### TASK TO COMPLETE
Copy every line from the data below in which the string "Expected" can be found.

### DATA LISTING
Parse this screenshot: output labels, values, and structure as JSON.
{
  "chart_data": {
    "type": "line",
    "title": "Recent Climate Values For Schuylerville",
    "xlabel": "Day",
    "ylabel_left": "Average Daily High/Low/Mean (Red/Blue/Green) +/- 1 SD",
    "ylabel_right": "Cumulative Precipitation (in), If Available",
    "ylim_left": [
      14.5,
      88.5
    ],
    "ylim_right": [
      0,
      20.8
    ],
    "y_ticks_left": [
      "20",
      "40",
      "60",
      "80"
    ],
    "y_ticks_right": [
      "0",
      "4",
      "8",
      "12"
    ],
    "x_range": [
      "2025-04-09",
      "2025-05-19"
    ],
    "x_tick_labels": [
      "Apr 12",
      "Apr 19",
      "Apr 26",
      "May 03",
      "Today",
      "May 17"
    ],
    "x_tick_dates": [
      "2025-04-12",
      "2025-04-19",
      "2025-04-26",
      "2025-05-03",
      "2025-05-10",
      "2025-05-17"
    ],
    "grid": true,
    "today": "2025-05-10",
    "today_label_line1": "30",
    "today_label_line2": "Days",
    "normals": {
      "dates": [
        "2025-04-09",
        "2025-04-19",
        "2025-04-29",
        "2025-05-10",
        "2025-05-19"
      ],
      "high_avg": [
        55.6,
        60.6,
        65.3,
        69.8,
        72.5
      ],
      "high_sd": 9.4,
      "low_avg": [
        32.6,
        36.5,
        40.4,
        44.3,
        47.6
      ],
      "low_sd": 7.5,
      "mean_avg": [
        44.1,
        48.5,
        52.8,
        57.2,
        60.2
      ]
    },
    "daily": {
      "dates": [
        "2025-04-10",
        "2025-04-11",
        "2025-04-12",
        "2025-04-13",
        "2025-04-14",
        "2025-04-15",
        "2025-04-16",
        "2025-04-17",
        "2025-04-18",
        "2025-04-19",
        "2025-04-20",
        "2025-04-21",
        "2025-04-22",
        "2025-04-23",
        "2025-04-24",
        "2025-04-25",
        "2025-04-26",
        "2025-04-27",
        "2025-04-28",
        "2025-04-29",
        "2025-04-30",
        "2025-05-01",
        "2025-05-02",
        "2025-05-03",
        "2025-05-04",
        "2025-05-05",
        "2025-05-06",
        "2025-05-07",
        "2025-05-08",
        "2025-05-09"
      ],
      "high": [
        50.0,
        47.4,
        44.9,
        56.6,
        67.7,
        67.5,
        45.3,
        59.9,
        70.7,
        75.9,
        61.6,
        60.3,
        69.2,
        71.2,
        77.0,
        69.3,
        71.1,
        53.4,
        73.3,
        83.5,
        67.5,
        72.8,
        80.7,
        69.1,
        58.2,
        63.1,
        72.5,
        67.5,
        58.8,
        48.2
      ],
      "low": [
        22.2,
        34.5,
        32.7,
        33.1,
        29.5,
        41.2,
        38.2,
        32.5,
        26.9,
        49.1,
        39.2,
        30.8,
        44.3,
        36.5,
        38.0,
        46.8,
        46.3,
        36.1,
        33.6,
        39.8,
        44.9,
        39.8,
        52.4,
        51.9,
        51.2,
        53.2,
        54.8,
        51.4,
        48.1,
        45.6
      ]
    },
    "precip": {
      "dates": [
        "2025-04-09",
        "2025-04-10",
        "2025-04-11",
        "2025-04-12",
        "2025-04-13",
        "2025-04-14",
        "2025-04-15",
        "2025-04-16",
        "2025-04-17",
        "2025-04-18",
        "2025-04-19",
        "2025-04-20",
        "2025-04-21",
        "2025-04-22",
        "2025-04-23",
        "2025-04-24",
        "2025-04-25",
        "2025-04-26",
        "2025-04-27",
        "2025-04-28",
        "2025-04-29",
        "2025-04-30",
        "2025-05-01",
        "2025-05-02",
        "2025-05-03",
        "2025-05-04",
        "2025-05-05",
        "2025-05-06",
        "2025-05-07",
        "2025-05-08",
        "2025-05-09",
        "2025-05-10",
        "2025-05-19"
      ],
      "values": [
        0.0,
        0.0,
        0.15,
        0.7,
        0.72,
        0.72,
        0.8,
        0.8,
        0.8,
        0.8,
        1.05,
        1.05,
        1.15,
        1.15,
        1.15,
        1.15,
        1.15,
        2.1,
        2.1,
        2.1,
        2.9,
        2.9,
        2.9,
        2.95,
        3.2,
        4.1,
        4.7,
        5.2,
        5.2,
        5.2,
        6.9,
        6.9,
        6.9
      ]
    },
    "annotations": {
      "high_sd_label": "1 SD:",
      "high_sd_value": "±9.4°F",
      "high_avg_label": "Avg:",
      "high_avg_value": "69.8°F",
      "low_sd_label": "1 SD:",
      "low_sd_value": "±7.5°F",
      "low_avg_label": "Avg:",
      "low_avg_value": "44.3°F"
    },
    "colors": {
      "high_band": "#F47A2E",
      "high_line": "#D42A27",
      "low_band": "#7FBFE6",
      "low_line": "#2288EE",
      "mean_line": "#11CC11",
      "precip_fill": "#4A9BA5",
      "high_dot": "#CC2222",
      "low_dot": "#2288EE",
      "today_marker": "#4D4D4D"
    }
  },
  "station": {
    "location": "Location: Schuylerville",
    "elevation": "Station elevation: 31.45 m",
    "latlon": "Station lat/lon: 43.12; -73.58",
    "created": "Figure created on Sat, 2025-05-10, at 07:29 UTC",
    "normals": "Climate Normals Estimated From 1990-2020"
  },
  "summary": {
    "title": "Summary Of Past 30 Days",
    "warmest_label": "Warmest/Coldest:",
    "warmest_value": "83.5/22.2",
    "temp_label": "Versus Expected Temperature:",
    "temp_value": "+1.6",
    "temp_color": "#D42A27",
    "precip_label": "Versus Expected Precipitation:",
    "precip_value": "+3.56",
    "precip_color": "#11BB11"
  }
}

### THE RESULT
    "temp_label": "Versus Expected Temperature:",
    "precip_label": "Versus Expected Precipitation:",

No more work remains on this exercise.